What you will do :: Tally the lines containing the word "Marquis" and give the total alone.
►
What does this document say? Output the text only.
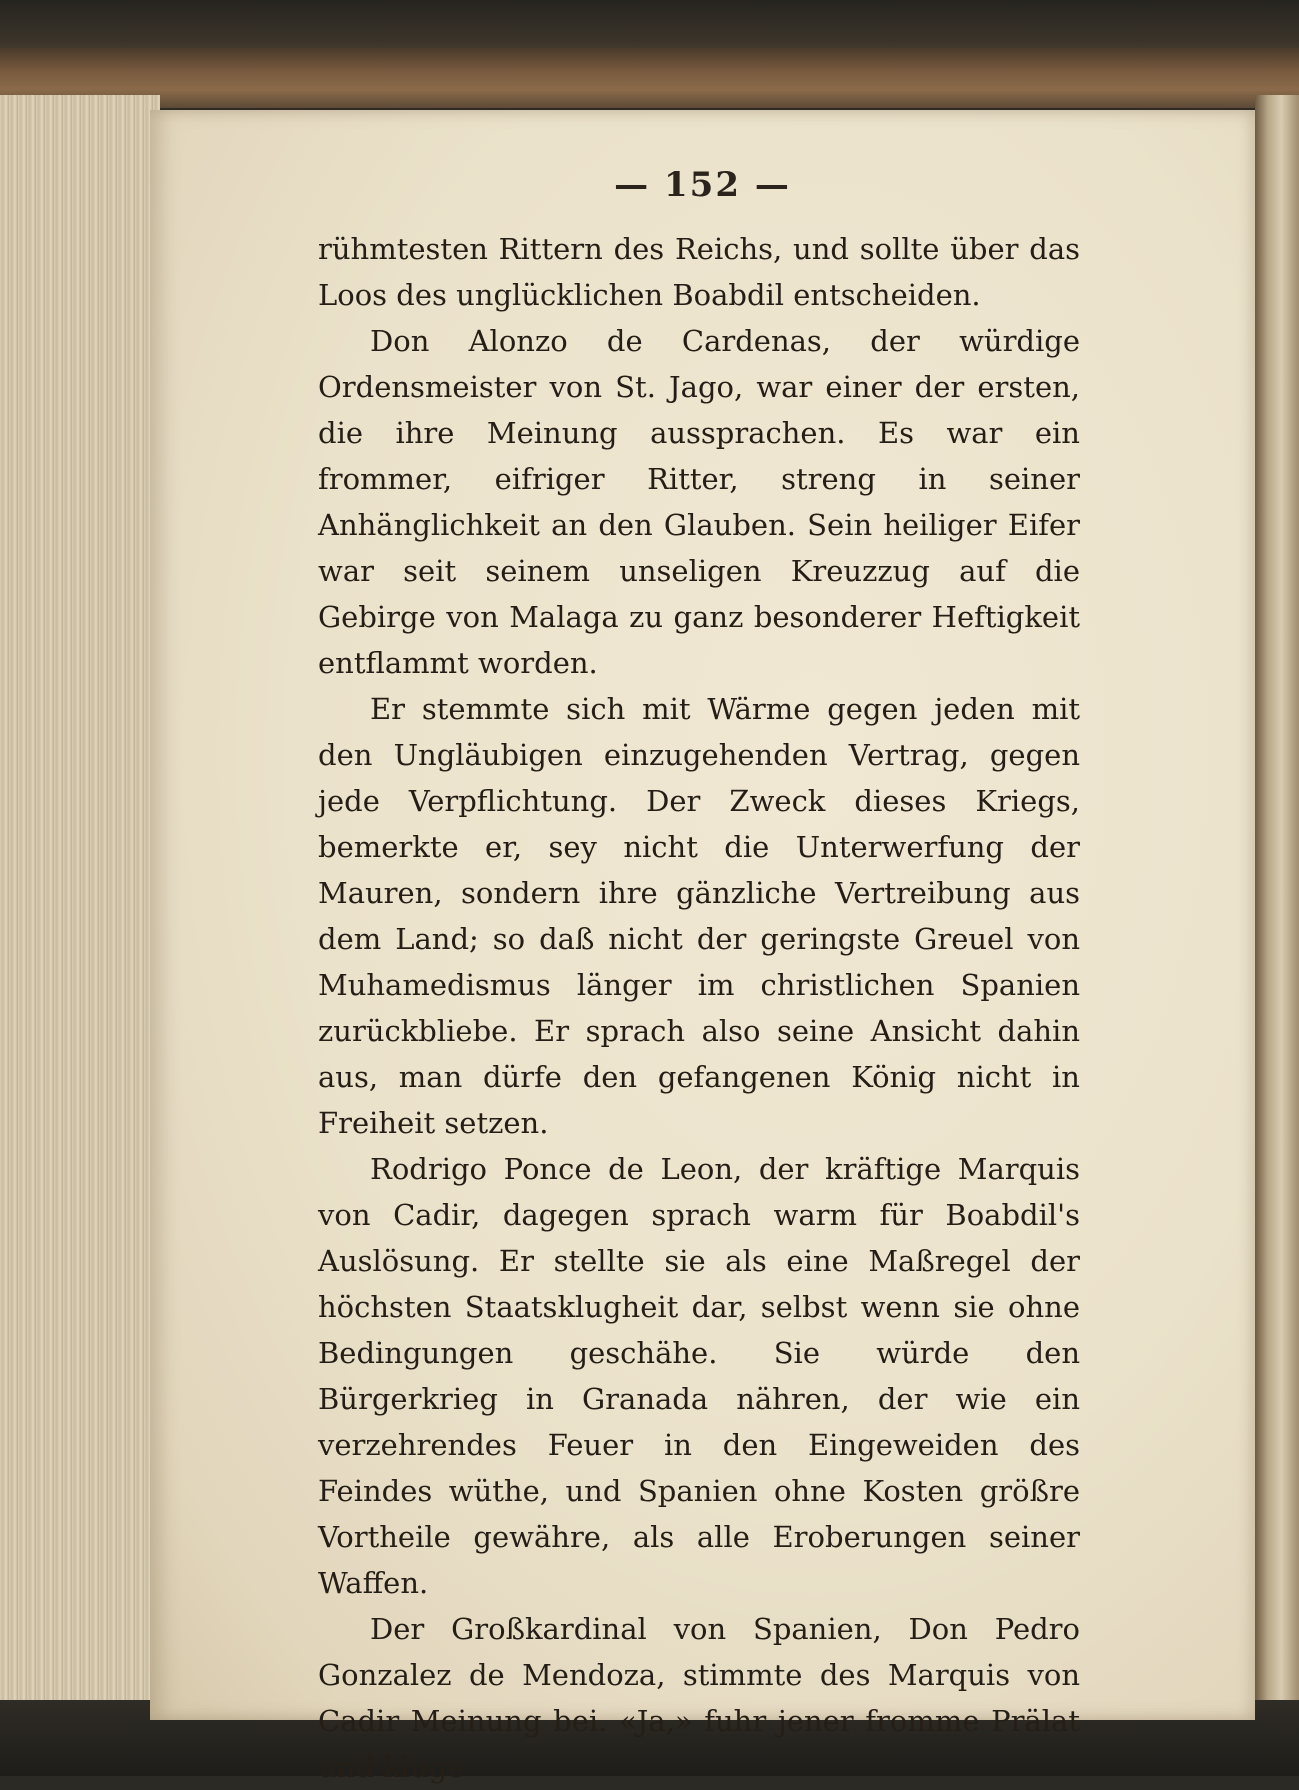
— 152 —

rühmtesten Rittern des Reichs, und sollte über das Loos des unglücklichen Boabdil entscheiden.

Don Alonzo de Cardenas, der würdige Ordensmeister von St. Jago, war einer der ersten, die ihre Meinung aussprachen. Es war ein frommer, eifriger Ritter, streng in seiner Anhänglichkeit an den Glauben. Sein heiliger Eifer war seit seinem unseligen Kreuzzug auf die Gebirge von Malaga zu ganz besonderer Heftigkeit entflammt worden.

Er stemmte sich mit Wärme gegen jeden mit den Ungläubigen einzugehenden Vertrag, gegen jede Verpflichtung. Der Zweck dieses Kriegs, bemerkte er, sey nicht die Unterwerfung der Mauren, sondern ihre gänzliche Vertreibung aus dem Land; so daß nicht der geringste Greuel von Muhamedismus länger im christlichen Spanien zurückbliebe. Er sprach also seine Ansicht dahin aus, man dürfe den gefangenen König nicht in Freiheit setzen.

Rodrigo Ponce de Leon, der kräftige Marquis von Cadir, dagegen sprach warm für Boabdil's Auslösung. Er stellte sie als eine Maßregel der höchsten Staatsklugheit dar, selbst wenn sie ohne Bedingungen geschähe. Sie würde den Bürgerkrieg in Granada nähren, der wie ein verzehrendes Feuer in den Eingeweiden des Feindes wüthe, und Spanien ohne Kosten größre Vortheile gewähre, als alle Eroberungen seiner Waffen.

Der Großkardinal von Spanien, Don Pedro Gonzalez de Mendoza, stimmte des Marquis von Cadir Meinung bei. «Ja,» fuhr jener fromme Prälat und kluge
◄
►
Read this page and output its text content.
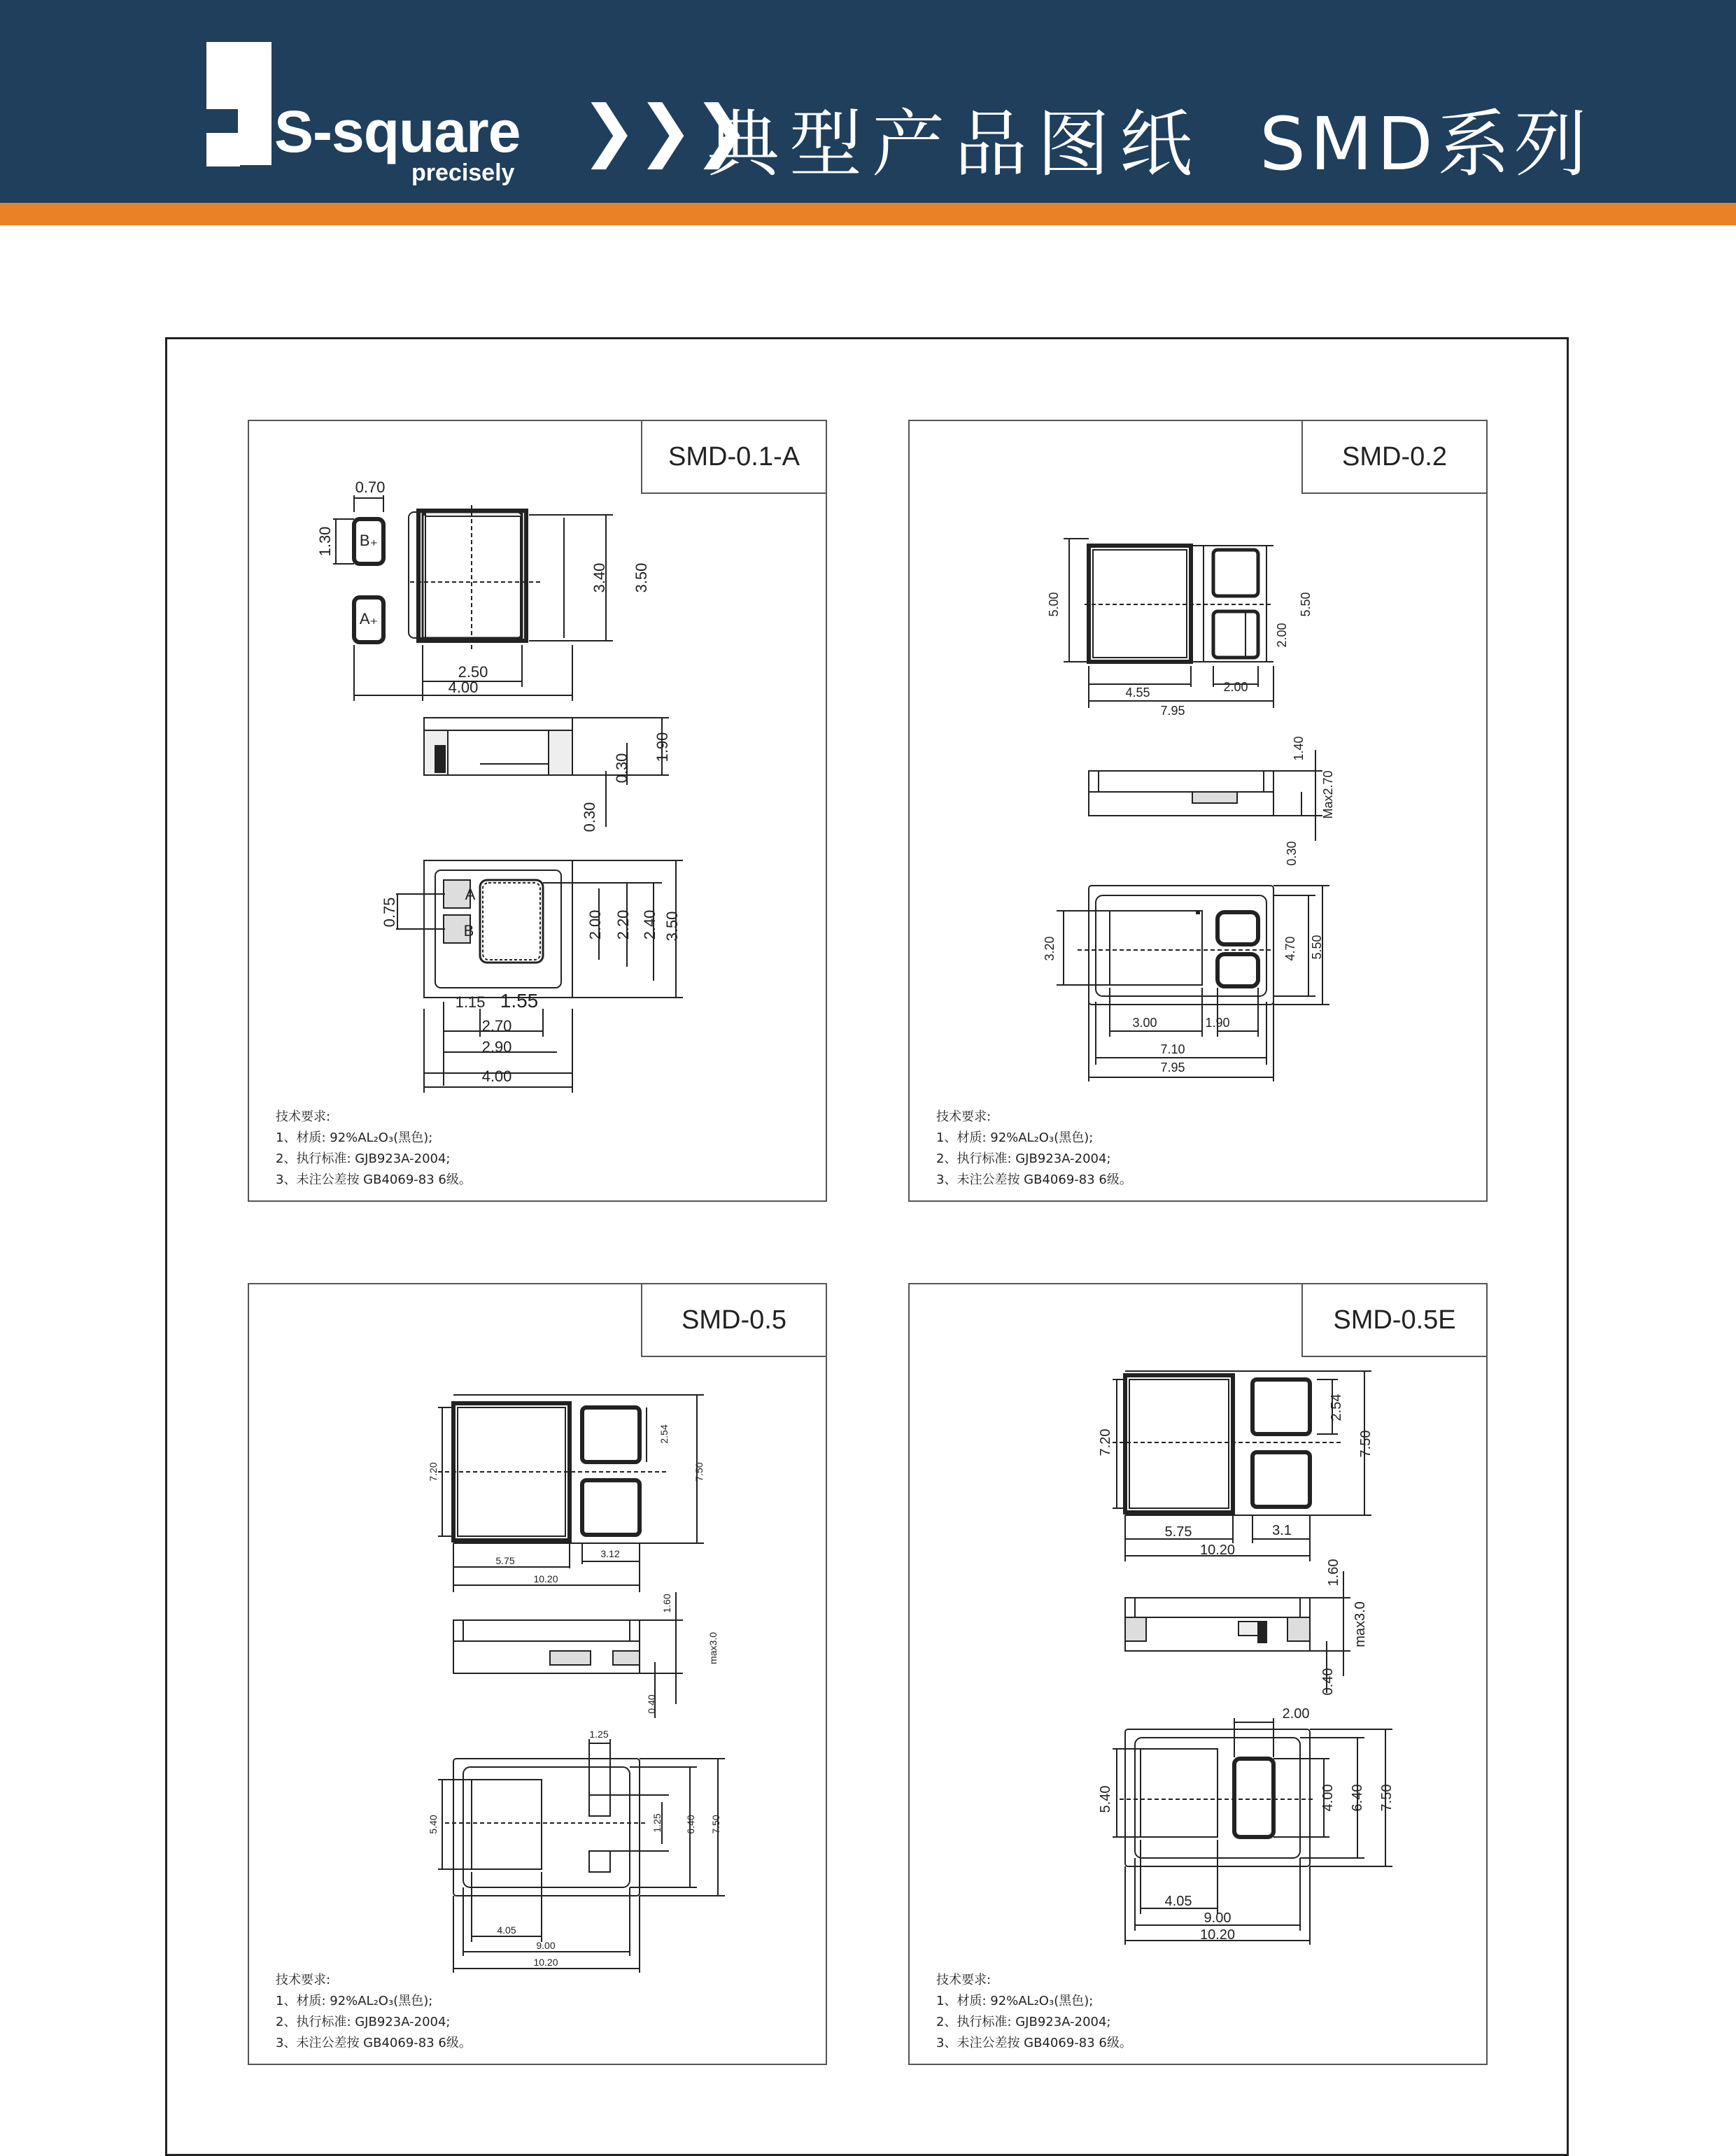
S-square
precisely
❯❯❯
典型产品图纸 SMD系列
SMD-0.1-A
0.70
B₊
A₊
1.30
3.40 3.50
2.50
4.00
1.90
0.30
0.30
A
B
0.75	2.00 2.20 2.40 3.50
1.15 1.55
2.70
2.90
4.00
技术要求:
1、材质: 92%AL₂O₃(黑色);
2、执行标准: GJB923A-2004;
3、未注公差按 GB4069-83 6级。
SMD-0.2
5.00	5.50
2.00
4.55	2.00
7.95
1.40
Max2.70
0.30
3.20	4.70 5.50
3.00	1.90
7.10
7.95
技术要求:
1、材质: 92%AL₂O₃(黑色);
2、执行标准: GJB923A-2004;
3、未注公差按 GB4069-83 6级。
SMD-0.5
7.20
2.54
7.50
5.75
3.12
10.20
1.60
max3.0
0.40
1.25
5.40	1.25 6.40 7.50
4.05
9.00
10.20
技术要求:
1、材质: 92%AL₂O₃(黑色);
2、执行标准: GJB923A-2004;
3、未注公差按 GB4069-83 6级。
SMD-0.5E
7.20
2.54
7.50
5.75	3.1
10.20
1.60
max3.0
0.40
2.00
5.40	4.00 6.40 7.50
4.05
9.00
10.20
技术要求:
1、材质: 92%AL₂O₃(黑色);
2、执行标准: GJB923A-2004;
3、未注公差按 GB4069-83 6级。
◄
Output for this exercise :: 2